- [Directive]
Work out how many lines contain "subscript". Reply with the count alone.

- [Provided records]
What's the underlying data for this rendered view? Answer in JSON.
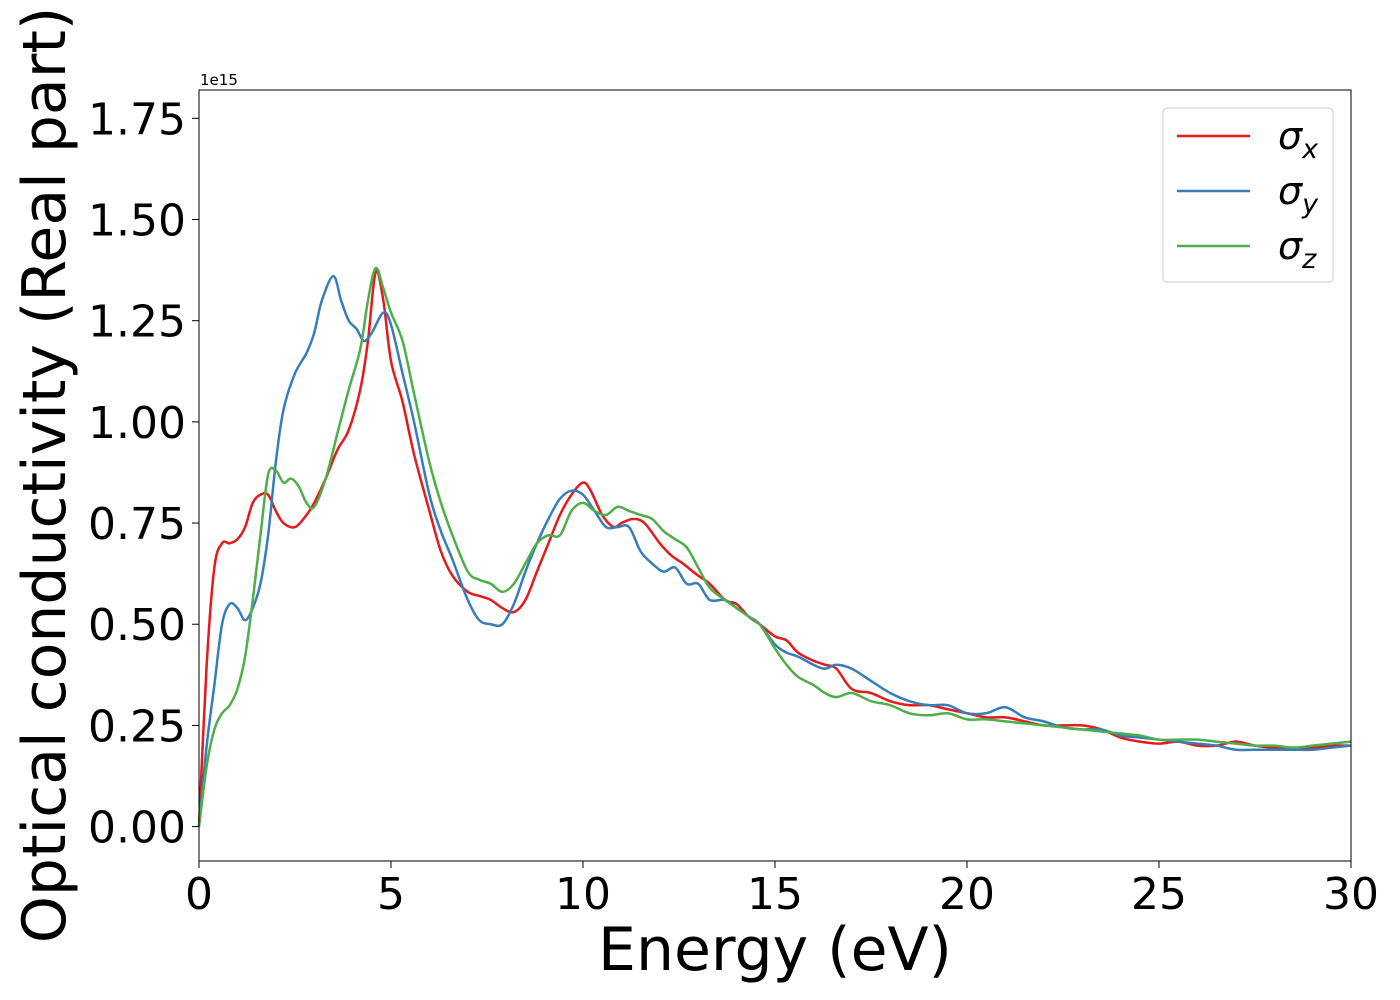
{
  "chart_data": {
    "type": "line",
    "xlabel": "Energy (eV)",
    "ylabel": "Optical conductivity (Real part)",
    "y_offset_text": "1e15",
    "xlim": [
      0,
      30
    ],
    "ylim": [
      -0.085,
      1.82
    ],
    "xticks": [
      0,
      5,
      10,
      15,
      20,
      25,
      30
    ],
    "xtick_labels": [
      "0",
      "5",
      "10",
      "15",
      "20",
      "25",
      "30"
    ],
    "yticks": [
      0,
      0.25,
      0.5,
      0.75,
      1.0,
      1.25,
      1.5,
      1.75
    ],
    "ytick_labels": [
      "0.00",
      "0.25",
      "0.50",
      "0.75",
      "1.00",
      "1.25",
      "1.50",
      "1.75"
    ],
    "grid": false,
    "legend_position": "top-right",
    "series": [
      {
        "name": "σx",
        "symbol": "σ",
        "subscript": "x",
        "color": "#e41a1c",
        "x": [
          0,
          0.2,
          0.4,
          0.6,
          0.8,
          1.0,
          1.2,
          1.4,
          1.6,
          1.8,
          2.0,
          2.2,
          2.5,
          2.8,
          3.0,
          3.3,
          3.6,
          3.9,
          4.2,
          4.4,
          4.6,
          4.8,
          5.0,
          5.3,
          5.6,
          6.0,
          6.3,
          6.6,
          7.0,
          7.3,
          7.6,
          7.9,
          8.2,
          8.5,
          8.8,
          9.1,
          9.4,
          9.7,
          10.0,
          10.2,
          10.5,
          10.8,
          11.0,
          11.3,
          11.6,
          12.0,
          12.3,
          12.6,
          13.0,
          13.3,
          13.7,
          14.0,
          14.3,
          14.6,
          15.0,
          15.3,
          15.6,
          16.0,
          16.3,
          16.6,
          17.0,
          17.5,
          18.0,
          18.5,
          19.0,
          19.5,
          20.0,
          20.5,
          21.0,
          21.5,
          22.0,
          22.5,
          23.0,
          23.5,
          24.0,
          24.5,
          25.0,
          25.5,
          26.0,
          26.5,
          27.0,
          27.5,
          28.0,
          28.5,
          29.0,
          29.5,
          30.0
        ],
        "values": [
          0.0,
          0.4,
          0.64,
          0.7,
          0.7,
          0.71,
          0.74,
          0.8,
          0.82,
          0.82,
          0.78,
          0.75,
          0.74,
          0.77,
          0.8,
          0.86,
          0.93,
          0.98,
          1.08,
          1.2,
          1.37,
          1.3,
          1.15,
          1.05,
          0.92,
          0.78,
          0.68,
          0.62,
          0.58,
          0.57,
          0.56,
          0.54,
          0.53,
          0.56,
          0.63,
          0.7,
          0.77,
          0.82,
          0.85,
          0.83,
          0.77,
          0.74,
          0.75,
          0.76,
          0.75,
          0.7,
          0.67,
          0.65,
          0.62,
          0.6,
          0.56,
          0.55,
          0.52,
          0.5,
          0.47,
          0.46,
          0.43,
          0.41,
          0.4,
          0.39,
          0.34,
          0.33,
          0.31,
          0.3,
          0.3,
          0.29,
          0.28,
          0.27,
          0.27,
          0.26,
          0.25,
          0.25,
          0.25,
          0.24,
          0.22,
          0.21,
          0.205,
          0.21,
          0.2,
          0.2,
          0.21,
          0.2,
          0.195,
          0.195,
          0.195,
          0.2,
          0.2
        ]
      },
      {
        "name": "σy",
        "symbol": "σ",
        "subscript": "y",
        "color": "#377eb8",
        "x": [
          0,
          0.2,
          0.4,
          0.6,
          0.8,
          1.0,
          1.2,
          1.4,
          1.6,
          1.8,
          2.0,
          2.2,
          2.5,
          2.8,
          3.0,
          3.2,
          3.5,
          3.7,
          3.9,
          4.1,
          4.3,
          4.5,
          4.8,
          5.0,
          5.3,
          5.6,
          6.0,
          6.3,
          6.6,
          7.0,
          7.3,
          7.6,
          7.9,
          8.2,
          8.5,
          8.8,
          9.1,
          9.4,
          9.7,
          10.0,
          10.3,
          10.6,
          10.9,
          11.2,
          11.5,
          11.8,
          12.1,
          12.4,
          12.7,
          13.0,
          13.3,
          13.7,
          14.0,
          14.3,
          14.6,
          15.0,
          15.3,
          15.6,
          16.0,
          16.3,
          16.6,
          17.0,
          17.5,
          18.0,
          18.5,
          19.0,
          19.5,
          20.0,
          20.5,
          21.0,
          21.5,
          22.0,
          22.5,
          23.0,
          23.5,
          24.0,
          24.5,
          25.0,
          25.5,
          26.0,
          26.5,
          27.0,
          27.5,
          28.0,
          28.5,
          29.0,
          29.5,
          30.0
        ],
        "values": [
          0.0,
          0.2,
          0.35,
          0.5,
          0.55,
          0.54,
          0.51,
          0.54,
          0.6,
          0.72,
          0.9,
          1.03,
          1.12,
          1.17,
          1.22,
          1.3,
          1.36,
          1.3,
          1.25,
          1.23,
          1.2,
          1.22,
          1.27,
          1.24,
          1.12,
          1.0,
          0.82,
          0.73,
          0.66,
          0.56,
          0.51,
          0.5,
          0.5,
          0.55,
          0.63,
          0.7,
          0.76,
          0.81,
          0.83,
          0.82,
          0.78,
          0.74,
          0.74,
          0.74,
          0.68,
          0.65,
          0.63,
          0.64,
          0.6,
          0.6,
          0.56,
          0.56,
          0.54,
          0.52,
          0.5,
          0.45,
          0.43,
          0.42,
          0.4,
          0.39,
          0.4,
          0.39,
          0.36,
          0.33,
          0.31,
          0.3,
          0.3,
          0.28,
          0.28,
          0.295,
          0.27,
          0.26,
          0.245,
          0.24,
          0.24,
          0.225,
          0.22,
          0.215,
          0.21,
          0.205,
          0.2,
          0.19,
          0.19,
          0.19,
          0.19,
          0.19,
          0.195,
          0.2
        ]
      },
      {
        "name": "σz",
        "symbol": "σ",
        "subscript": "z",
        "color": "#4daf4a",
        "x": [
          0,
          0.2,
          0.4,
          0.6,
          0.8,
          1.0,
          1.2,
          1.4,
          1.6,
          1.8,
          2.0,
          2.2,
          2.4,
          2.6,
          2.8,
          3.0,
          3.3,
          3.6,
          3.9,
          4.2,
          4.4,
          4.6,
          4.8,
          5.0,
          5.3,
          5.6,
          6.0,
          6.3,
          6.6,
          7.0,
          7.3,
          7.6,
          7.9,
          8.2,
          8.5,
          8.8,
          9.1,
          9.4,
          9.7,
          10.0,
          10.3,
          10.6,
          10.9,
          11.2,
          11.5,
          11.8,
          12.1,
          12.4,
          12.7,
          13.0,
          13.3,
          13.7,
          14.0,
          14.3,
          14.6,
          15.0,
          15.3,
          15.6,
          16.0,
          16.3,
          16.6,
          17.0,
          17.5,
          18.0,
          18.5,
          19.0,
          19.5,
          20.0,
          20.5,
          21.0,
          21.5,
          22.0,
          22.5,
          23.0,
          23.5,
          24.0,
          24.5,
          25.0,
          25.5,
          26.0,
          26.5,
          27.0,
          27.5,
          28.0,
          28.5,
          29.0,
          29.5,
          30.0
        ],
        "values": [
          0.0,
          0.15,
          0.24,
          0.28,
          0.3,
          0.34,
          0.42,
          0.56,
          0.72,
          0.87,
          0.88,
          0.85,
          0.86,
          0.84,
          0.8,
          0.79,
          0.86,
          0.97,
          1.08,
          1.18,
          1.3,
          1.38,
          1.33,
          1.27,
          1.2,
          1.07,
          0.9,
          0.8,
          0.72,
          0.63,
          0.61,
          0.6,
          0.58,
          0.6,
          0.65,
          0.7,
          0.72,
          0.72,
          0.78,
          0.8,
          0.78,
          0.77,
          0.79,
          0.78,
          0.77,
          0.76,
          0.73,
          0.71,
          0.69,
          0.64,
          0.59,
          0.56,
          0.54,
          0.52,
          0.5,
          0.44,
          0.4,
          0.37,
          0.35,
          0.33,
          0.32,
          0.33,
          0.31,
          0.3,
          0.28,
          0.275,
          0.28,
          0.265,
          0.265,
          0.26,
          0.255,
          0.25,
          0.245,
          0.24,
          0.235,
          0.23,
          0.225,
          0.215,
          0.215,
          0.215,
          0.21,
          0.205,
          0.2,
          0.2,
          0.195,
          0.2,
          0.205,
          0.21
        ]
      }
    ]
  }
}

- [Exercise result]
3